EXERCISE AIM
Say how many lines contain "kiermasz"; the answer is the number alone.

MATERIAL FOR THE TASK
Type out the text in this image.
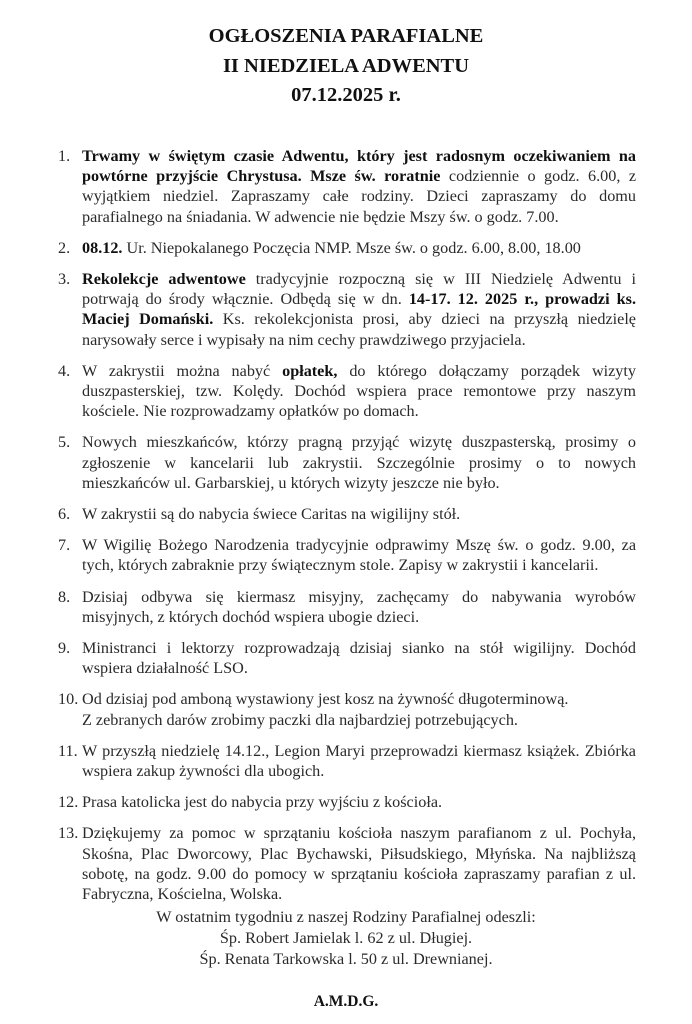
OGŁOSZENIA PARAFIALNE
II NIEDZIELA ADWENTU
07.12.2025 r.
1. Trwamy w świętym czasie Adwentu, który jest radosnym oczekiwaniem na powtórne przyjście Chrystusa. Msze św. roratnie codziennie o godz. 6.00, z wyjątkiem niedziel. Zapraszamy całe rodziny. Dzieci zapraszamy do domu parafialnego na śniadania. W adwencie nie będzie Mszy św. o godz. 7.00.
2. 08.12. Ur. Niepokalanego Poczęcia NMP. Msze św. o godz. 6.00, 8.00, 18.00
3. Rekolekcje adwentowe tradycyjnie rozpoczną się w III Niedzielę Adwentu i potrwają do środy włącznie. Odbędą się w dn. 14-17. 12. 2025 r., prowadzi ks. Maciej Domański. Ks. rekolekcjonista prosi, aby dzieci na przyszłą niedzielę narysowały serce i wypisały na nim cechy prawdziwego przyjaciela.
4. W zakrystii można nabyć opłatek, do którego dołączamy porządek wizyty duszpasterskiej, tzw. Kolędy. Dochód wspiera prace remontowe przy naszym kościele. Nie rozprowadzamy opłatków po domach.
5. Nowych mieszkańców, którzy pragną przyjąć wizytę duszpasterską, prosimy o zgłoszenie w kancelarii lub zakrystii. Szczególnie prosimy o to nowych mieszkańców ul. Garbarskiej, u których wizyty jeszcze nie było.
6. W zakrystii są do nabycia świece Caritas na wigilijny stół.
7. W Wigilię Bożego Narodzenia tradycyjnie odprawimy Mszę św. o godz. 9.00, za tych, których zabraknie przy świątecznym stole. Zapisy w zakrystii i kancelarii.
8. Dzisiaj odbywa się kiermasz misyjny, zachęcamy do nabywania wyrobów misyjnych, z których dochód wspiera ubogie dzieci.
9. Ministranci i lektorzy rozprowadzają dzisiaj sianko na stół wigilijny. Dochód wspiera działalność LSO.
10. Od dzisiaj pod amboną wystawiony jest kosz na żywność długoterminową.
Z zebranych darów zrobimy paczki dla najbardziej potrzebujących.
11. W przyszłą niedzielę 14.12., Legion Maryi przeprowadzi kiermasz książek. Zbiórka wspiera zakup żywności dla ubogich.
12. Prasa katolicka jest do nabycia przy wyjściu z kościoła.
13. Dziękujemy za pomoc w sprzątaniu kościoła naszym parafianom z ul. Pochyła, Skośna, Plac Dworcowy, Plac Bychawski, Piłsudskiego, Młyńska. Na najbliższą sobotę, na godz. 9.00 do pomocy w sprzątaniu kościoła zapraszamy parafian z ul. Fabryczna, Kościelna, Wolska.
W ostatnim tygodniu z naszej Rodziny Parafialnej odeszli:
Śp. Robert Jamielak l. 62 z ul. Długiej.
Śp. Renata Tarkowska l. 50 z ul. Drewnianej.
A.M.D.G.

WRITTEN ANSWER
2